DATA SECTION -
● ● ● ● ●

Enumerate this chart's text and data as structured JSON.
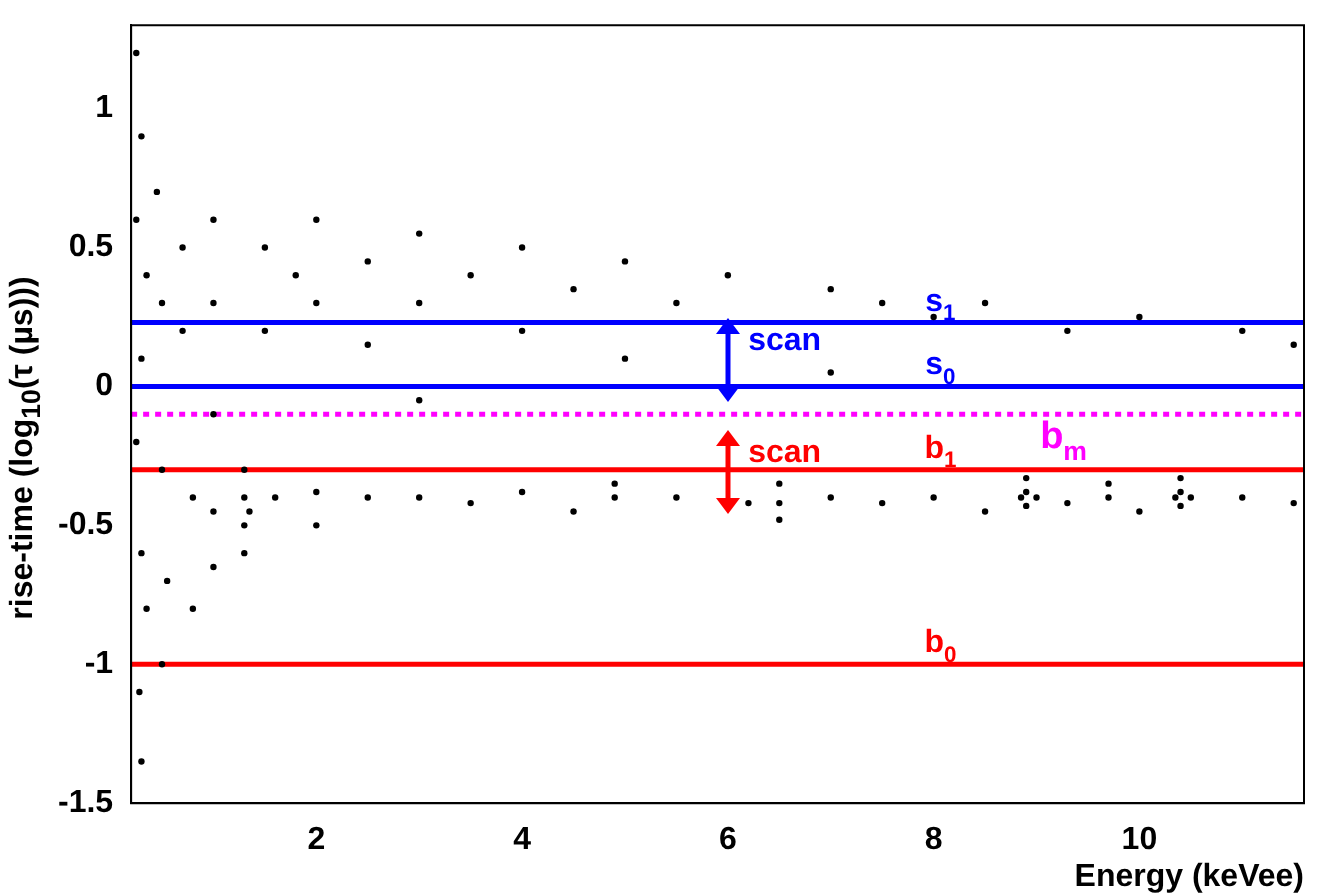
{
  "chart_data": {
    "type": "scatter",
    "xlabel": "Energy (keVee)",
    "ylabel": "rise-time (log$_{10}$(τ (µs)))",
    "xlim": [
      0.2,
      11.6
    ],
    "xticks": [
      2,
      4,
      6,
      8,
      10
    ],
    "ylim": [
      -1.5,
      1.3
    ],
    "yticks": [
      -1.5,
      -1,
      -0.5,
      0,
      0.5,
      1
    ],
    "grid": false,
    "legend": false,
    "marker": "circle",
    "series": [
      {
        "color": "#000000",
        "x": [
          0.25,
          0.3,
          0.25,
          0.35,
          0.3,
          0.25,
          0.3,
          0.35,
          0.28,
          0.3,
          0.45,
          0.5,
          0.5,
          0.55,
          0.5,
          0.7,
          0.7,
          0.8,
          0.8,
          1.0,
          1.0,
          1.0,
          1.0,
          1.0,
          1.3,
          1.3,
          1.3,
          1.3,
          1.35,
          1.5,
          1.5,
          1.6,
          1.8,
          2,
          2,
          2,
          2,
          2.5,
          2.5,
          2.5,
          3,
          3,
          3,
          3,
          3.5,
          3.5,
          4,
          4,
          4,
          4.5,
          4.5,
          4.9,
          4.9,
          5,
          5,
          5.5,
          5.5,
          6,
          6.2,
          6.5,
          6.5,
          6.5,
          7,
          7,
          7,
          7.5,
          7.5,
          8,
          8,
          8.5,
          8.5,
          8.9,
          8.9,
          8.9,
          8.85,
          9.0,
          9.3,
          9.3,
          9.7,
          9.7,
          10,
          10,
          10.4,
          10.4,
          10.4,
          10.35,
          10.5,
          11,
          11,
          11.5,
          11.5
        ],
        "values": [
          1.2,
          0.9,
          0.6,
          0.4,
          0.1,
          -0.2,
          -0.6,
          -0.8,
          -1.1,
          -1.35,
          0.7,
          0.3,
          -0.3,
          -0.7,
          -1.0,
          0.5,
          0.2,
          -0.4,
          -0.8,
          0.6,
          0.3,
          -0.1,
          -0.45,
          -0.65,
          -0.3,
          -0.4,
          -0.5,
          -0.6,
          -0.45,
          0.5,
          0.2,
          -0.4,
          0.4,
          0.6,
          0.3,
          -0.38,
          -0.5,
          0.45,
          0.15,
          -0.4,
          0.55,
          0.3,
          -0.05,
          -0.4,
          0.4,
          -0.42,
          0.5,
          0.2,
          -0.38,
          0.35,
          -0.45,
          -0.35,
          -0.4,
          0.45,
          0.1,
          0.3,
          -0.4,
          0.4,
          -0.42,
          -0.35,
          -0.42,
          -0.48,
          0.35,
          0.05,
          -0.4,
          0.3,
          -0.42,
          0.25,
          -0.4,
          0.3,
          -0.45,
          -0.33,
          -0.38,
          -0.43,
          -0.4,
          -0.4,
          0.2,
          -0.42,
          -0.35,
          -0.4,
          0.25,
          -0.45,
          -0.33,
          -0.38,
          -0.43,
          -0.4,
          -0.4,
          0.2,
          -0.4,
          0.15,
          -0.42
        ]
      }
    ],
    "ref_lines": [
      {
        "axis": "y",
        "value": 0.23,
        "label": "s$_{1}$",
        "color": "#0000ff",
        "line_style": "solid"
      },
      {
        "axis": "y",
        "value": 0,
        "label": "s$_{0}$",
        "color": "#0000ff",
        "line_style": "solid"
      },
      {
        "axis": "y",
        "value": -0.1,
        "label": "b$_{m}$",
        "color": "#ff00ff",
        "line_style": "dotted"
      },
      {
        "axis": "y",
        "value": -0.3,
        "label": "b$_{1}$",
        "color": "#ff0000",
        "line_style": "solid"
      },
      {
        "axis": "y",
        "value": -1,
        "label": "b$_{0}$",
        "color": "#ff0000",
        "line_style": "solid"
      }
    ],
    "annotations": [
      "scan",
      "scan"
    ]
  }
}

● ● ● ● ●

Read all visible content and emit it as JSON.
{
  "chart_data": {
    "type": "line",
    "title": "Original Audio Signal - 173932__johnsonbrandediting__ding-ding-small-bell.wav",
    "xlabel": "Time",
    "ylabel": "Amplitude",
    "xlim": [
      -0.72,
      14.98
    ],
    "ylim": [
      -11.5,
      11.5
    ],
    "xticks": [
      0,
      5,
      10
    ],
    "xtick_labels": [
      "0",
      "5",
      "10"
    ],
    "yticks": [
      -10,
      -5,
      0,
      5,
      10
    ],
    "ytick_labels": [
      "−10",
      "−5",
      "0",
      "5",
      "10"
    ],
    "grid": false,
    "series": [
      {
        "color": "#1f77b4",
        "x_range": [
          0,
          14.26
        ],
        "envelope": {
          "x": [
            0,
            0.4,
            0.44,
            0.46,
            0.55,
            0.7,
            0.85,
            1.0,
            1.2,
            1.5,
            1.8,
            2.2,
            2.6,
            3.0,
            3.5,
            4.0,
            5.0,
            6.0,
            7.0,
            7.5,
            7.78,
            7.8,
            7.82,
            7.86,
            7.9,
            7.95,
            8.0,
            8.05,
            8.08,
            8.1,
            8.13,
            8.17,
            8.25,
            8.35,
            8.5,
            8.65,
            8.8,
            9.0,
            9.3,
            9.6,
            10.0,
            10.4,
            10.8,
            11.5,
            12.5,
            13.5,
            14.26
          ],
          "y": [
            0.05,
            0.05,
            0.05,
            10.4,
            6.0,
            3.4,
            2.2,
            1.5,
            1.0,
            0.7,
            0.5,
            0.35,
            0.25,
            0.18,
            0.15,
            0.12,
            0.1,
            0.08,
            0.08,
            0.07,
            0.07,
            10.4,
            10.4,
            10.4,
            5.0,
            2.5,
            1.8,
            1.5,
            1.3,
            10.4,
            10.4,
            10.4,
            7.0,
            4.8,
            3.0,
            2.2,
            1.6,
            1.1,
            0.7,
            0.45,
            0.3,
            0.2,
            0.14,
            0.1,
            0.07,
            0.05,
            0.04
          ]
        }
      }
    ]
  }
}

● ● ● ● ●

TO BE DONE - Gather every line from the listing above in which "ylabel" appears, and copy those lines.

SOLUTION FOR THIS TASK -
    "ylabel": "rise-time (log$_{10}$(τ (µs)))",
    "ylabel": "Amplitude",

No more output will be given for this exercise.